**Entries provided**
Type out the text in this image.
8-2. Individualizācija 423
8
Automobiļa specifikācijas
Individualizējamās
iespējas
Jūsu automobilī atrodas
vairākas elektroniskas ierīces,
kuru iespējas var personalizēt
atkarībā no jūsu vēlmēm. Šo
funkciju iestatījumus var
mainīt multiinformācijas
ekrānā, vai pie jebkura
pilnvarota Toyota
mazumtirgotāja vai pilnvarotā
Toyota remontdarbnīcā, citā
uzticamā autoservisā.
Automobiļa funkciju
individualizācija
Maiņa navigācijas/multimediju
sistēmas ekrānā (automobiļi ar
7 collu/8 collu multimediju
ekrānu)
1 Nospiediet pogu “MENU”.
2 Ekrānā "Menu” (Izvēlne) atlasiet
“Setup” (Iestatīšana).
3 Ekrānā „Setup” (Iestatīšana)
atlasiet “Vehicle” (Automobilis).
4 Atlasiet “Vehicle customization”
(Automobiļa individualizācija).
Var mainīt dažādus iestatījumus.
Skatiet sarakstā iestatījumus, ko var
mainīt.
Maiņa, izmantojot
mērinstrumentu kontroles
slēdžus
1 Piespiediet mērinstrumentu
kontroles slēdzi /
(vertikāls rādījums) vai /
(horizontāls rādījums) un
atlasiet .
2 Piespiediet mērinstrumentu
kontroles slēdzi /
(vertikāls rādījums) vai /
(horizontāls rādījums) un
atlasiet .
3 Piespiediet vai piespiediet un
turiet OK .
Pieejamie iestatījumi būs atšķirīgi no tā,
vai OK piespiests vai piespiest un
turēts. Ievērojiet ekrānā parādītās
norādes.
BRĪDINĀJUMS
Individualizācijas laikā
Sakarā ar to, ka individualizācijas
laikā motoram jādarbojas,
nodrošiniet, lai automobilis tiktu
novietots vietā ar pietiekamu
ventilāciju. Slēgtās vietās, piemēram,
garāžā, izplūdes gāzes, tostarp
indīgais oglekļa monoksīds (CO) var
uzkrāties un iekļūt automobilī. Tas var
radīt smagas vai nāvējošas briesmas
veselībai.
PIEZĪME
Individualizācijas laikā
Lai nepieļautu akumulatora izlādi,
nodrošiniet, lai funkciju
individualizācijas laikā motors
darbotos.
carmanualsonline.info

**Given request**
Set down each entry again, unchanged.

**Completed exercise**
Type out the text in this image.
8-2. Individualizācija 423
8
Automobiļa specifikācijas
Individualizējamās
iespējas
Jūsu automobilī atrodas
vairākas elektroniskas ierīces,
kuru iespējas var personalizēt
atkarībā no jūsu vēlmēm. Šo
funkciju iestatījumus var
mainīt multiinformācijas
ekrānā, vai pie jebkura
pilnvarota Toyota
mazumtirgotāja vai pilnvarotā
Toyota remontdarbnīcā, citā
uzticamā autoservisā.
Automobiļa funkciju
individualizācija
Maiņa navigācijas/multimediju
sistēmas ekrānā (automobiļi ar
7 collu/8 collu multimediju
ekrānu)
1 Nospiediet pogu “MENU”.
2 Ekrānā "Menu” (Izvēlne) atlasiet
“Setup” (Iestatīšana).
3 Ekrānā „Setup” (Iestatīšana)
atlasiet “Vehicle” (Automobilis).
4 Atlasiet “Vehicle customization”
(Automobiļa individualizācija).
Var mainīt dažādus iestatījumus.
Skatiet sarakstā iestatījumus, ko var
mainīt.
Maiņa, izmantojot
mērinstrumentu kontroles
slēdžus
1 Piespiediet mērinstrumentu
kontroles slēdzi /
(vertikāls rādījums) vai /
(horizontāls rādījums) un
atlasiet .
2 Piespiediet mērinstrumentu
kontroles slēdzi /
(vertikāls rādījums) vai /
(horizontāls rādījums) un
atlasiet .
3 Piespiediet vai piespiediet un
turiet OK .
Pieejamie iestatījumi būs atšķirīgi no tā,
vai OK piespiests vai piespiest un
turēts. Ievērojiet ekrānā parādītās
norādes.
BRĪDINĀJUMS
Individualizācijas laikā
Sakarā ar to, ka individualizācijas
laikā motoram jādarbojas,
nodrošiniet, lai automobilis tiktu
novietots vietā ar pietiekamu
ventilāciju. Slēgtās vietās, piemēram,
garāžā, izplūdes gāzes, tostarp
indīgais oglekļa monoksīds (CO) var
uzkrāties un iekļūt automobilī. Tas var
radīt smagas vai nāvējošas briesmas
veselībai.
PIEZĪME
Individualizācijas laikā
Lai nepieļautu akumulatora izlādi,
nodrošiniet, lai funkciju
individualizācijas laikā motors
darbotos.
carmanualsonline.info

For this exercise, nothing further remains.